Task goal
Copy the records word for word, starting at the line that contains "Enumerate 23 of" and ending with the line that contains "x-tick-label: .06 — [899, 602, 924, 617]", including both of those lines.

Layout region records:

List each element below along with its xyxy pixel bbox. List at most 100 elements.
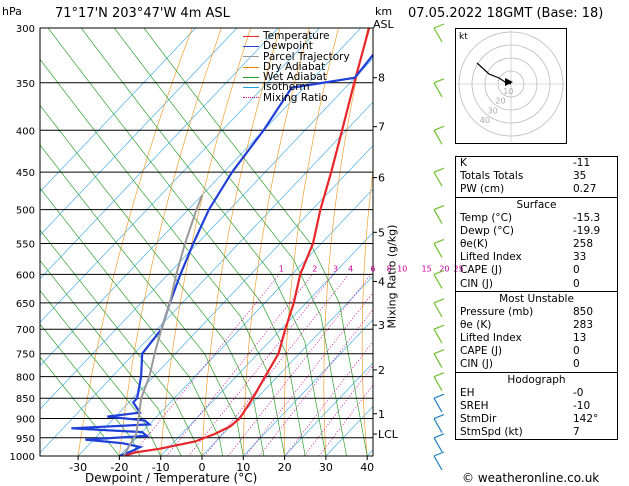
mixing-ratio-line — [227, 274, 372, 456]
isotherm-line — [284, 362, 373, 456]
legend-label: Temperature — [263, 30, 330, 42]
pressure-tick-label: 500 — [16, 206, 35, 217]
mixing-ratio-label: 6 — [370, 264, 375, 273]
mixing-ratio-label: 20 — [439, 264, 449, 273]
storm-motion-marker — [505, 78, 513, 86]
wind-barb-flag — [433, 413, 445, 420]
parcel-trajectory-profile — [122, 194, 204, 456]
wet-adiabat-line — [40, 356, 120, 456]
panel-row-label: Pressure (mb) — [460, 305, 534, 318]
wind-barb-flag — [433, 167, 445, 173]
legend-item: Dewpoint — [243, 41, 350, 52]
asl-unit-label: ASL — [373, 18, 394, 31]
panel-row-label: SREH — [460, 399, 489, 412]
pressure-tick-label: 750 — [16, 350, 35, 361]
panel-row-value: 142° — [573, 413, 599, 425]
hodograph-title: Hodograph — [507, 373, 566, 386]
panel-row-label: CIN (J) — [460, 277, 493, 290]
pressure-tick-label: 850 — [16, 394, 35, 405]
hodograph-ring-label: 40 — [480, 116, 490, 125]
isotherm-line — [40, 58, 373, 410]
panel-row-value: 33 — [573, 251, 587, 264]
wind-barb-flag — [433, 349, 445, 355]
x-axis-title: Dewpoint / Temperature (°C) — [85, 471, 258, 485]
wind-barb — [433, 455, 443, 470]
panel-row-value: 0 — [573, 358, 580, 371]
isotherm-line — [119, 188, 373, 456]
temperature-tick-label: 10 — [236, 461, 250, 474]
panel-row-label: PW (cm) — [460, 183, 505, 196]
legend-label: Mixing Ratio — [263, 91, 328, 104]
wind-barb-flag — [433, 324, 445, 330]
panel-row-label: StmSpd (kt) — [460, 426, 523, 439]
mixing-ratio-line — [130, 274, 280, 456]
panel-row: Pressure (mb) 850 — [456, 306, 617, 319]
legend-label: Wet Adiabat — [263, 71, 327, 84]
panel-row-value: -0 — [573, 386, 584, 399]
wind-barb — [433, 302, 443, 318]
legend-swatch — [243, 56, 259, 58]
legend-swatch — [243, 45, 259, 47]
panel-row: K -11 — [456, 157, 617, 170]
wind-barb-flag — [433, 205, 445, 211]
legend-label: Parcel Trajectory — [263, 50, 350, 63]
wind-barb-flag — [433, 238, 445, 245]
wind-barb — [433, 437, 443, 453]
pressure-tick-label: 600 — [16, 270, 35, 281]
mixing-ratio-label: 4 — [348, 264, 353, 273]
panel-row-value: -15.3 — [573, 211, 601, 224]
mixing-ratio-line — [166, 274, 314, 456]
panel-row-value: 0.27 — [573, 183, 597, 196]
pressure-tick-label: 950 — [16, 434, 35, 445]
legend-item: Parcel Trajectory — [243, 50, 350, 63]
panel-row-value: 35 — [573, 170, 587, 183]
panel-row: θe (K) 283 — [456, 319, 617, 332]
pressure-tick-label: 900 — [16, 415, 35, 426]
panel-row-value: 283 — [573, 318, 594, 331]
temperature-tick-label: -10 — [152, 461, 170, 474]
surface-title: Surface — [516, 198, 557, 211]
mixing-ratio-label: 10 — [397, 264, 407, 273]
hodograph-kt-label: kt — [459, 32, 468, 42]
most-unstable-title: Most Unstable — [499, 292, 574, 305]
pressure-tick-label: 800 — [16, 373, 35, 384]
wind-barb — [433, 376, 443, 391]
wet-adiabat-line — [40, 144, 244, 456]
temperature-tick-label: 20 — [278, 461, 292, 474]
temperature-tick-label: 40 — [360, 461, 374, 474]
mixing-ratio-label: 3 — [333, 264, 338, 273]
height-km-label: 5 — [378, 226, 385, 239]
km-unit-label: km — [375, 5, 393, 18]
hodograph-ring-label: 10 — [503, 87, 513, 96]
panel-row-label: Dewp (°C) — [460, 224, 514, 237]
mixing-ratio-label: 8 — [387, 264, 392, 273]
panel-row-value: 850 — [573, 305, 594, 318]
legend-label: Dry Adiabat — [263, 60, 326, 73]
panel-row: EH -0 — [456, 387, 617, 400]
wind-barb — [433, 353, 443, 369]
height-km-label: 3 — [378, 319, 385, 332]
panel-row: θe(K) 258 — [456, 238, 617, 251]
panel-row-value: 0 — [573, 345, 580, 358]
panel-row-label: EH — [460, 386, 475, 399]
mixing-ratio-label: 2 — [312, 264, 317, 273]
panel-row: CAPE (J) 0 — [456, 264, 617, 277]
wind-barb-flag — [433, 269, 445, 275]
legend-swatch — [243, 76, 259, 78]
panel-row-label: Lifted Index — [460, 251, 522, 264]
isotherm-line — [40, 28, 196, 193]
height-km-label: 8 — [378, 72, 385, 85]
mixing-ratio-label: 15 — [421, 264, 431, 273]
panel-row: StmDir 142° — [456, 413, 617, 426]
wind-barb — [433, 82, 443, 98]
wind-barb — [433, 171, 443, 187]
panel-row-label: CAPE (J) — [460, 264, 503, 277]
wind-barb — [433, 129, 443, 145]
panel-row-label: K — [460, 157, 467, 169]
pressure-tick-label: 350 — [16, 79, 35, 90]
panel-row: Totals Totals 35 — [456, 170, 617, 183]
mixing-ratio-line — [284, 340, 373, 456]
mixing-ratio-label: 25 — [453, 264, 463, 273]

...

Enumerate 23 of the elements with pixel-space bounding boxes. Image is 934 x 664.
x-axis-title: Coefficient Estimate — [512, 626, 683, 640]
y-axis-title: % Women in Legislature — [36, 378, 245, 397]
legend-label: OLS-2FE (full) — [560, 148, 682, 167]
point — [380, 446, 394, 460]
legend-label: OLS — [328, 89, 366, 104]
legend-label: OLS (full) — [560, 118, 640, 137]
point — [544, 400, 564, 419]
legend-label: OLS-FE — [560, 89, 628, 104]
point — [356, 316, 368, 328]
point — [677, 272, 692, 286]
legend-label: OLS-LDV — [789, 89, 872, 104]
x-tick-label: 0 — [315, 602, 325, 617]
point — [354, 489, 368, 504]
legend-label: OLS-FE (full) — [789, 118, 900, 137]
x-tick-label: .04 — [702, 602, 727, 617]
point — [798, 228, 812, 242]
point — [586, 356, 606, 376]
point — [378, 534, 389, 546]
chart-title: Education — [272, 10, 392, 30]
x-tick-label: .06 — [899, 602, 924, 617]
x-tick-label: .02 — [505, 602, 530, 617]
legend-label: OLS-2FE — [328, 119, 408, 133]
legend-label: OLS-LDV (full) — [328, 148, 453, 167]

Solution to the problem
Enumerate 23 of the elements with pixel-space bounding boxes. Image is 934 x 664.
x-axis-title: Coefficient Estimate — [512, 626, 683, 640]
y-axis-title: % Women in Legislature — [36, 378, 245, 397]
legend-label: OLS-2FE (full) — [560, 148, 682, 167]
point — [380, 446, 394, 460]
legend-label: OLS — [328, 89, 366, 104]
legend-label: OLS (full) — [560, 118, 640, 137]
point — [544, 400, 564, 419]
legend-label: OLS-FE — [560, 89, 628, 104]
point — [356, 316, 368, 328]
point — [677, 272, 692, 286]
legend-label: OLS-LDV — [789, 89, 872, 104]
x-tick-label: 0 — [315, 602, 325, 617]
point — [354, 489, 368, 504]
legend-label: OLS-FE (full) — [789, 118, 900, 137]
x-tick-label: .04 — [702, 602, 727, 617]
point — [798, 228, 812, 242]
point — [586, 356, 606, 376]
point — [378, 534, 389, 546]
chart-title: Education — [272, 10, 392, 30]
x-tick-label: .06 — [899, 602, 924, 617]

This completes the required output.